# Stated task
Scan the lines and state how many carry "jota". Leave out everything but the number.

A run of records
------------------------------------------------

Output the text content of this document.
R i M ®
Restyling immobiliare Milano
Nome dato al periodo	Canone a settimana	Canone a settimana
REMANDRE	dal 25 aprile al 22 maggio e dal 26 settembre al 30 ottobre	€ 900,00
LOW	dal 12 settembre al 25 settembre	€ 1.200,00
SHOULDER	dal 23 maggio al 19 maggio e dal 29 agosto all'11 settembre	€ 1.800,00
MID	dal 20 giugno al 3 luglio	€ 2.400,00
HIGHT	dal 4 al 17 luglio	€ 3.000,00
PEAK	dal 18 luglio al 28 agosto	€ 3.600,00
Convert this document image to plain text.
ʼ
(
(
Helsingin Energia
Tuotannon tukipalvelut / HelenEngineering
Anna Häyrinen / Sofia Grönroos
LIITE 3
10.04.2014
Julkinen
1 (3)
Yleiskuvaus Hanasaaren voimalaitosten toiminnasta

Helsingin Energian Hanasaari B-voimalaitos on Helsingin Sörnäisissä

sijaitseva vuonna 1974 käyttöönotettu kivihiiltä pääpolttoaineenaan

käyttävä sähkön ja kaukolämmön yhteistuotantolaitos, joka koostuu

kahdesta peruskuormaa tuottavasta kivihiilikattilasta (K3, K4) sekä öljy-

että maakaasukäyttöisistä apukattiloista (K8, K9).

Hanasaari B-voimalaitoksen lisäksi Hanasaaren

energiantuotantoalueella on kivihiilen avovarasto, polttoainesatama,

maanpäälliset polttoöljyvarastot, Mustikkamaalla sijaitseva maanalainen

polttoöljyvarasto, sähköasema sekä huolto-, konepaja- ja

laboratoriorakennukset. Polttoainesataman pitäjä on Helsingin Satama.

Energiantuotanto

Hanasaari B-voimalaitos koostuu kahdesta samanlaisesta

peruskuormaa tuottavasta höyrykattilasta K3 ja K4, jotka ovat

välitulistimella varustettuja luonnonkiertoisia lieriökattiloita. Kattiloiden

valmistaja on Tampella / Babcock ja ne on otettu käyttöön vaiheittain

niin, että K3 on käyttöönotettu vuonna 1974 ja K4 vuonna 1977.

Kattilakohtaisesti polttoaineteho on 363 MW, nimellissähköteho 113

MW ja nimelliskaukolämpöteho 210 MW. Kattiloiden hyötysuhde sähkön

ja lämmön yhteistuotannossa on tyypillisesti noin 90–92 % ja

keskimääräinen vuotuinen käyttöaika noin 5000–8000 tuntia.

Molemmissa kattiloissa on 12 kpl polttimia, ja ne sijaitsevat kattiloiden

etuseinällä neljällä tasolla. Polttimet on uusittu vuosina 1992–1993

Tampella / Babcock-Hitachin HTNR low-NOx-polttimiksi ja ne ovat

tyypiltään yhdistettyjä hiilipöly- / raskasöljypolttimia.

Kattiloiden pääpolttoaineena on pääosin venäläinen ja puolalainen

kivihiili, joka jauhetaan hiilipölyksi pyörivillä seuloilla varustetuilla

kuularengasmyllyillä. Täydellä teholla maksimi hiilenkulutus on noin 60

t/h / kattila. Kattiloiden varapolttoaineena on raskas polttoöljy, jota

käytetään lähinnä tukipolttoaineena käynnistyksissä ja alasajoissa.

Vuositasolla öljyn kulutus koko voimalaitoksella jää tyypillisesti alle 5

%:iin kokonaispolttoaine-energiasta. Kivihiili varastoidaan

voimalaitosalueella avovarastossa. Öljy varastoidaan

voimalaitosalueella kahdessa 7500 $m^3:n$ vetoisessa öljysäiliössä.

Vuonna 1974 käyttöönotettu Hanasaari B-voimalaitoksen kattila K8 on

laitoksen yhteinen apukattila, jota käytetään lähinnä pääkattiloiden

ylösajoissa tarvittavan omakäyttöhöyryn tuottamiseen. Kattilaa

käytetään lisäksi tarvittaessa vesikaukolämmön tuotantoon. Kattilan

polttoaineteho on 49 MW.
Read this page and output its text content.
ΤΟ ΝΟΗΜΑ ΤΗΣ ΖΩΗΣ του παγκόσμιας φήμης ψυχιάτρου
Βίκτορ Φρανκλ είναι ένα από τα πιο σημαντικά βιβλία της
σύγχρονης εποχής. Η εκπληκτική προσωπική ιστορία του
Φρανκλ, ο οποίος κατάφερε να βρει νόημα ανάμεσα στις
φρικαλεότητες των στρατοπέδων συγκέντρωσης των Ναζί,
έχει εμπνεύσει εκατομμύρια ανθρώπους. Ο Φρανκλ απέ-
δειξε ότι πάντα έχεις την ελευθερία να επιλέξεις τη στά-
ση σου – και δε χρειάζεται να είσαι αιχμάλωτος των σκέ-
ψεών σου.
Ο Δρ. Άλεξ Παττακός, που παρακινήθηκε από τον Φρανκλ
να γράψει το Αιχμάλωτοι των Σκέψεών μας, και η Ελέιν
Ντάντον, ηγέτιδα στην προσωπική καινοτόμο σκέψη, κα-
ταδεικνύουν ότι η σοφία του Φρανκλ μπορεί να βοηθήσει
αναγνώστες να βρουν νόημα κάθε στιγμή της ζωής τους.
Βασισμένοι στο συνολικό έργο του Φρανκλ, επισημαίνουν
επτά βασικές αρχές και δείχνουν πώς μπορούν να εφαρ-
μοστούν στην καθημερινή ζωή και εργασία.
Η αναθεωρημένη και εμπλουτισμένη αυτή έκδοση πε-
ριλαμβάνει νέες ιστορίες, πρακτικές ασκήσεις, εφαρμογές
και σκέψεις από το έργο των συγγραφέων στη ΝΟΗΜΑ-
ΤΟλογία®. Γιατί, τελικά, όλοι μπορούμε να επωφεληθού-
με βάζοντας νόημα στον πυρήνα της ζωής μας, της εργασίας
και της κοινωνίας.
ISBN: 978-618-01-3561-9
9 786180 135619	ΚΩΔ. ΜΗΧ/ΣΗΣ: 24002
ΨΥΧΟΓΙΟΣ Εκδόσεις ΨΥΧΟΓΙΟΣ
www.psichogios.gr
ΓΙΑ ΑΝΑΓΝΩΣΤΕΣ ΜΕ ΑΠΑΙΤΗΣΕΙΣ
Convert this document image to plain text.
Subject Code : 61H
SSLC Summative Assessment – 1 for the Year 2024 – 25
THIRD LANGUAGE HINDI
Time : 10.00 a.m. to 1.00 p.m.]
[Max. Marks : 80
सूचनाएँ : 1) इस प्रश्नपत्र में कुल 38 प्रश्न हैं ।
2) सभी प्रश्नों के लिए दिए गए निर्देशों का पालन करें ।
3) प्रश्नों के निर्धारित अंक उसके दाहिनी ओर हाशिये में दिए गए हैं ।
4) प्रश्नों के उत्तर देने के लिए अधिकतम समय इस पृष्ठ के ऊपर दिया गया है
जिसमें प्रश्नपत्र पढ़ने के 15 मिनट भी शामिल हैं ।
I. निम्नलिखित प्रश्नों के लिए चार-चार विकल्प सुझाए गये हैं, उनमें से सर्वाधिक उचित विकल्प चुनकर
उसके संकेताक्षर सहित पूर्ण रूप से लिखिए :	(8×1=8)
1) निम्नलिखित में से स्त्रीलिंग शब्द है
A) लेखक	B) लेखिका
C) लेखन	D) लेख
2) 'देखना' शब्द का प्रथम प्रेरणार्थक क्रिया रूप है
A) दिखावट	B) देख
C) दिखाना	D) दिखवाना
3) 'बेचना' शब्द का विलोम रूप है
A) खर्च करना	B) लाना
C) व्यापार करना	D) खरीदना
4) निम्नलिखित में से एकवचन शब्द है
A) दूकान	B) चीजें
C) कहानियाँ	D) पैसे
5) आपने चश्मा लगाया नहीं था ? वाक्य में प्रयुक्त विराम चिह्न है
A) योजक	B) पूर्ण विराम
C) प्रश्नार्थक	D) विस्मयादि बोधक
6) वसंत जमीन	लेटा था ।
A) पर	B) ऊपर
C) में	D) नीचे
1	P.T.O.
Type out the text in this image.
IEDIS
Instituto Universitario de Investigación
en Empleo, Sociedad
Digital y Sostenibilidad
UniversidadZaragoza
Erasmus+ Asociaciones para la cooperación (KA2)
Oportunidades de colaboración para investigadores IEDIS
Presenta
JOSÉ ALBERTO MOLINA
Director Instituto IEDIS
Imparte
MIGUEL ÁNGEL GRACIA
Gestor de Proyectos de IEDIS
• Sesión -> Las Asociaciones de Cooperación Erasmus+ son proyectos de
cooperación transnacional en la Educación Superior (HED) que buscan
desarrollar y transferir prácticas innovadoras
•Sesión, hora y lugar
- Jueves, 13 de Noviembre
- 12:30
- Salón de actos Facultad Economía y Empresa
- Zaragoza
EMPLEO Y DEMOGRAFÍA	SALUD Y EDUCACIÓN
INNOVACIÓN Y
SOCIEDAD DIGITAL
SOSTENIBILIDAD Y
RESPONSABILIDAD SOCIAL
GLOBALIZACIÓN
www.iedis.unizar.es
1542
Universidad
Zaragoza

------------------------------------------------

# Solution to the exercise
2